PROBLEM STATEMENT ▸ Filter the entries below, keeping every line that has the word "DWORD".

RECORDS PROVIDED ▸
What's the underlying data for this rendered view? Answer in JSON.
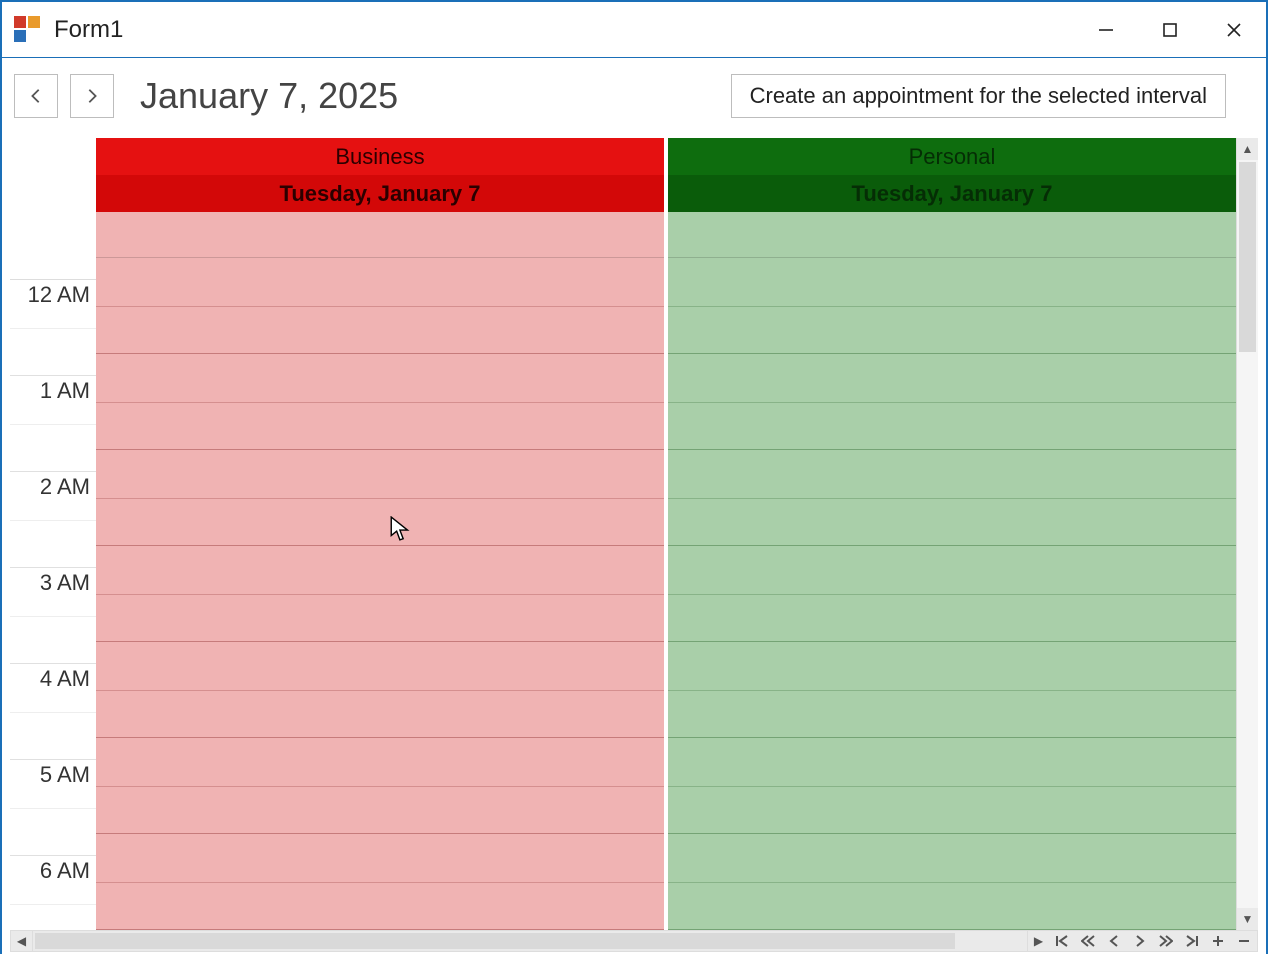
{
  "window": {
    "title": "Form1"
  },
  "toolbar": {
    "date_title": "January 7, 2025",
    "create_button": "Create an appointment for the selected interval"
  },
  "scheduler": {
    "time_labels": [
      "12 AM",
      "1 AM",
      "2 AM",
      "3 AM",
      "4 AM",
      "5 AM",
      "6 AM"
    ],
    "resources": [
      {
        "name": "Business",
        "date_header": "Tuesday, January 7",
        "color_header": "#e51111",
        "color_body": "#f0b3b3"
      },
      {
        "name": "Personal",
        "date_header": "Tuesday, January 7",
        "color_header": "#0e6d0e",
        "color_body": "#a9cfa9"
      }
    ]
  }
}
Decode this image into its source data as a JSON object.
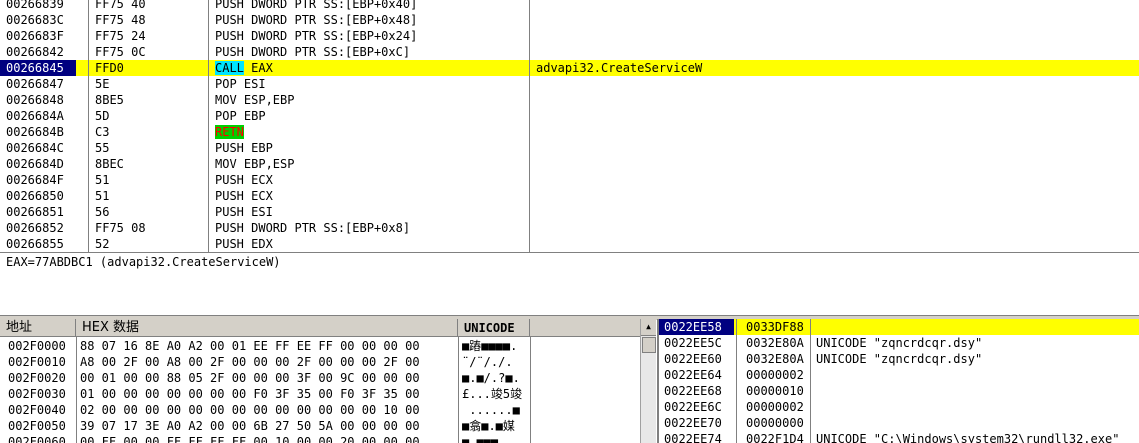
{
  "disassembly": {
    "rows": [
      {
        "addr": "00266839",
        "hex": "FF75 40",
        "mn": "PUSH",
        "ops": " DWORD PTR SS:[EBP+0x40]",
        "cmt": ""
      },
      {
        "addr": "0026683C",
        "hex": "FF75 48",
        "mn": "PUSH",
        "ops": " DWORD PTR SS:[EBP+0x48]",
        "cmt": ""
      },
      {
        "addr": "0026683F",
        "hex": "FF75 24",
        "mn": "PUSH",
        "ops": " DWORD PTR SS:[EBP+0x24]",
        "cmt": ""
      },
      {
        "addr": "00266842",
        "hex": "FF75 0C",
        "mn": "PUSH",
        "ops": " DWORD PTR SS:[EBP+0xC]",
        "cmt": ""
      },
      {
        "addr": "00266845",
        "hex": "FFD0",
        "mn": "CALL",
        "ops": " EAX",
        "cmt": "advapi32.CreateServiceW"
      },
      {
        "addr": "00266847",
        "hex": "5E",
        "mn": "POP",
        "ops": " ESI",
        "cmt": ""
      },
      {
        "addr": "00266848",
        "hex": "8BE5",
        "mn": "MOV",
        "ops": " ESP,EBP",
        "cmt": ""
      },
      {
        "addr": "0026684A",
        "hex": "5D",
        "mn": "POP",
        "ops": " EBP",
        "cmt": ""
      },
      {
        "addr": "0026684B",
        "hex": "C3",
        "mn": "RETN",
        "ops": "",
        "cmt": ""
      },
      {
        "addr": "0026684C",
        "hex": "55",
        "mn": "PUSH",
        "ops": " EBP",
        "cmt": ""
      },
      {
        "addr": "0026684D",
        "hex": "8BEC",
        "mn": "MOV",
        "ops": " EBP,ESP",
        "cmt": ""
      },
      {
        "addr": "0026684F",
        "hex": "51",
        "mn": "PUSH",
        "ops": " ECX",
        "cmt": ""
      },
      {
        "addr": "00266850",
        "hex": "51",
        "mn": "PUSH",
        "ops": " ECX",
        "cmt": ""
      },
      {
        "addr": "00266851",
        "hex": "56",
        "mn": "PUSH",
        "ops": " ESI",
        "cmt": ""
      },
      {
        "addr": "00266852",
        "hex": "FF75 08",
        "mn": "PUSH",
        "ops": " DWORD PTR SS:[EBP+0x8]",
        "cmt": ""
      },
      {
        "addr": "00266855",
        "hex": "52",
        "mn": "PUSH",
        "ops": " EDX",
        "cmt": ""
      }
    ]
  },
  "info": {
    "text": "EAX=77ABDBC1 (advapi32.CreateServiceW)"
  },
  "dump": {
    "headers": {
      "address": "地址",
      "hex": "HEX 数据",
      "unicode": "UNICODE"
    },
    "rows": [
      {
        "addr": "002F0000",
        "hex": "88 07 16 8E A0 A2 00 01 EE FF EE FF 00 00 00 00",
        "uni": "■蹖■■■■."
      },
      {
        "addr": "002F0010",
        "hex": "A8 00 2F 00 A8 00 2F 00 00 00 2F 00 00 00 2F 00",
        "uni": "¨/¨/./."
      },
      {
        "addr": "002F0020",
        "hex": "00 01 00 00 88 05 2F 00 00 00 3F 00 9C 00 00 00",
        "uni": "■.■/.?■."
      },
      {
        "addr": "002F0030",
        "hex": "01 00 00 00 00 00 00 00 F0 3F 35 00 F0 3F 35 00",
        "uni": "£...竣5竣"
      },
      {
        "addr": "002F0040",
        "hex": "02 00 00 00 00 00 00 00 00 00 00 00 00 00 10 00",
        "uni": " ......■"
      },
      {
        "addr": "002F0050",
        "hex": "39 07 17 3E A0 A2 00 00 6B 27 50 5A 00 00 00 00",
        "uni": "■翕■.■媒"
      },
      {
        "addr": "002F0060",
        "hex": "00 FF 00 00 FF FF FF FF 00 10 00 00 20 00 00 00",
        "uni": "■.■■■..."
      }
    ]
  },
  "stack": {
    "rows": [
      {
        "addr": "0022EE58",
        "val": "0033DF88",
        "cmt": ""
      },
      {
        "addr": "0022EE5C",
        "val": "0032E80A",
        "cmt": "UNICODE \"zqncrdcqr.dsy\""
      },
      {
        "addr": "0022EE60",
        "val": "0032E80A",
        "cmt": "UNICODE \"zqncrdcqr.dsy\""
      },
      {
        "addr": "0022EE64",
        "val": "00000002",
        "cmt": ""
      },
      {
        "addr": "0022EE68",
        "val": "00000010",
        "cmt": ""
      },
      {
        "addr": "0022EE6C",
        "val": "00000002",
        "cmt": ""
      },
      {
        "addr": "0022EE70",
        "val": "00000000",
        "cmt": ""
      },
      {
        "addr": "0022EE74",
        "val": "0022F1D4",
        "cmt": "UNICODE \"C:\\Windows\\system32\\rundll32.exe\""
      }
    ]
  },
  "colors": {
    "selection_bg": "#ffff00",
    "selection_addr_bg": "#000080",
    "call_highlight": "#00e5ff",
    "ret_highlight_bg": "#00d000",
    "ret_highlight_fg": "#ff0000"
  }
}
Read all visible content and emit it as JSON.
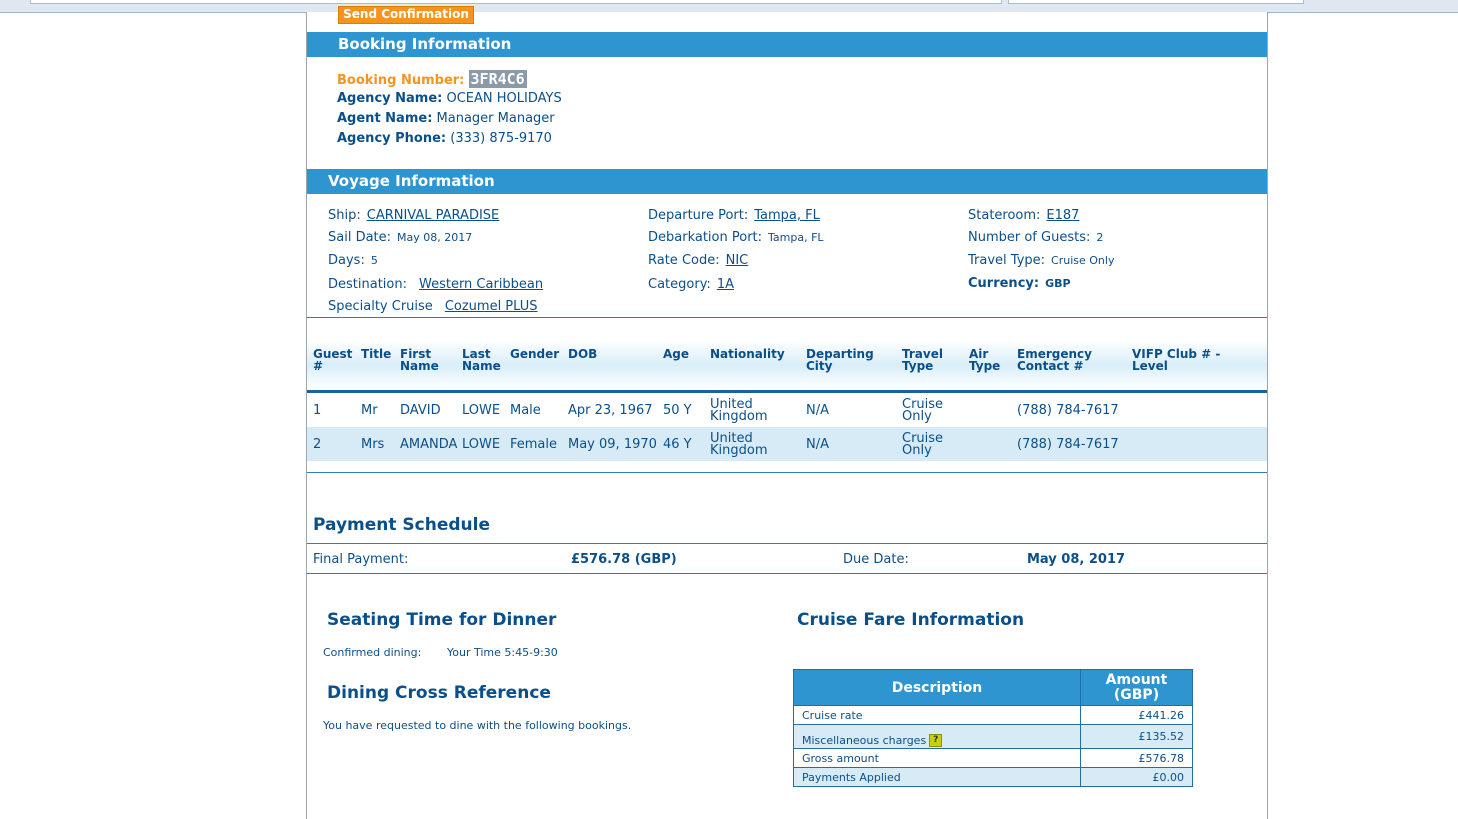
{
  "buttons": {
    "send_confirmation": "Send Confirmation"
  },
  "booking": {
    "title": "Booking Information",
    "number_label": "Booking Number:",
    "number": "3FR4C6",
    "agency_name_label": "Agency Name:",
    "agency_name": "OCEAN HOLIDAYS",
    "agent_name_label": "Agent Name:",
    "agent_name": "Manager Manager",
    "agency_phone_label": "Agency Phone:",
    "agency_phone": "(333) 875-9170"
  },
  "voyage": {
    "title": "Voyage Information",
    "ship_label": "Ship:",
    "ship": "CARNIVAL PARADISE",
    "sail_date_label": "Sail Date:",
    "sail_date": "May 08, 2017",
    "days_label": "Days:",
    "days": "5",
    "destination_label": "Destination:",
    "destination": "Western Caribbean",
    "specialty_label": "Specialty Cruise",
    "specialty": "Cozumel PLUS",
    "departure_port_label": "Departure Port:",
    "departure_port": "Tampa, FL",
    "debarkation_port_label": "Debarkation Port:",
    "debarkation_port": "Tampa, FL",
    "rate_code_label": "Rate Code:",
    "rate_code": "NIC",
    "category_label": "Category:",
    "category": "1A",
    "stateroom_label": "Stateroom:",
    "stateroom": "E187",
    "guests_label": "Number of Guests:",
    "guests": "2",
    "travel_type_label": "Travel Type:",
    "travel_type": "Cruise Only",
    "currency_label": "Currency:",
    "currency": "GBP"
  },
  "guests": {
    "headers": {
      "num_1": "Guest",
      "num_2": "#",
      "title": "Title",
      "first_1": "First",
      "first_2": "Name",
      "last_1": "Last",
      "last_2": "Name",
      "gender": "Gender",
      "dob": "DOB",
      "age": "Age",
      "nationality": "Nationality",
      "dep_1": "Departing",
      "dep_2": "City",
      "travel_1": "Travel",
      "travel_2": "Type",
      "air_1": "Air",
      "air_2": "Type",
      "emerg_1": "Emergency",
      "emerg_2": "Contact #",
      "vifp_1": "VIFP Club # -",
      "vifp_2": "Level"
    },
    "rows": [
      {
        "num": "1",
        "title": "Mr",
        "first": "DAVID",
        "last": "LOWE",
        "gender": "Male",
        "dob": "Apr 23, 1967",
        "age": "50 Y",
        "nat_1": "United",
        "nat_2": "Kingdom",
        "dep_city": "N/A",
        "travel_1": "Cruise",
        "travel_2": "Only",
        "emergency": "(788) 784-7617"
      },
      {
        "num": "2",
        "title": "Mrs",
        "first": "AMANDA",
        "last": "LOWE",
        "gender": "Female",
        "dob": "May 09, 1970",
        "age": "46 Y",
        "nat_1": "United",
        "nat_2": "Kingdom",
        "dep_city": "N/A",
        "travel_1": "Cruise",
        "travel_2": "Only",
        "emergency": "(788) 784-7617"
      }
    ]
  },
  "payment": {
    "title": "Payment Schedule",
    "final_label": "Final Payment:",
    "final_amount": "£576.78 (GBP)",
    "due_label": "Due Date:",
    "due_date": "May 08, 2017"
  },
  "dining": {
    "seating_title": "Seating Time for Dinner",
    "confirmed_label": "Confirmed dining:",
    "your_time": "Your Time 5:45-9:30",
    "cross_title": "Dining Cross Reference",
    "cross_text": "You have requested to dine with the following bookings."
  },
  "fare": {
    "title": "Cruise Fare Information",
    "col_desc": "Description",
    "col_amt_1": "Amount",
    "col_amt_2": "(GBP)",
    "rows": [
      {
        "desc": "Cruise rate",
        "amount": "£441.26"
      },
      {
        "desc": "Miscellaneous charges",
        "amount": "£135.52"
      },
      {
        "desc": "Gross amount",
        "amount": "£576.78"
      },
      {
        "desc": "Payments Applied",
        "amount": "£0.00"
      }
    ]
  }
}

FULL SOLUTION ▸
        "ops": " DWORD PTR SS:[EBP+0x40]",
        "ops": " DWORD PTR SS:[EBP+0x48]",
        "ops": " DWORD PTR SS:[EBP+0x24]",
        "ops": " DWORD PTR SS:[EBP+0xC]",
        "ops": " DWORD PTR SS:[EBP+0x8]",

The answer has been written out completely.